§ WHAT IS ASKED: Copy out lines with the word "CORRECT" from the material that follows.

§ DATA SUPPLIED:
* start *

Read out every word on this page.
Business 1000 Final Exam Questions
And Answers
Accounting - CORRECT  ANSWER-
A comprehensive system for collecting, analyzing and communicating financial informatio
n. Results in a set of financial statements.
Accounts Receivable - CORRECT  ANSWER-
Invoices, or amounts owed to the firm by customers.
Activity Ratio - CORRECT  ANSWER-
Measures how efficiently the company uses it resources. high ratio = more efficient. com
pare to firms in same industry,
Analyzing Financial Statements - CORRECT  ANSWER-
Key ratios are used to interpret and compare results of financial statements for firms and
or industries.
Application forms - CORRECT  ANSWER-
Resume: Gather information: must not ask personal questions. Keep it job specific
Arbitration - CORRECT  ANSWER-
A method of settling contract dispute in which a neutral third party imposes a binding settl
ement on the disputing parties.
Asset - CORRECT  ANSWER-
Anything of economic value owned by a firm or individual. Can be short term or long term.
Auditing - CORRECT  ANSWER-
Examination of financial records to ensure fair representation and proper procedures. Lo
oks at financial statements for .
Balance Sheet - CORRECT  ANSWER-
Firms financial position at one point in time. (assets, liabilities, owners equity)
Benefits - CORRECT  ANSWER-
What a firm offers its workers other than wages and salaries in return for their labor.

* end *

§ RESULT BELOW:
Accounting - CORRECT  ANSWER-
Accounts Receivable - CORRECT  ANSWER-
Activity Ratio - CORRECT  ANSWER-
Analyzing Financial Statements - CORRECT  ANSWER-
Application forms - CORRECT  ANSWER-
Arbitration - CORRECT  ANSWER-
Asset - CORRECT  ANSWER-
Auditing - CORRECT  ANSWER-
Balance Sheet - CORRECT  ANSWER-
Benefits - CORRECT  ANSWER-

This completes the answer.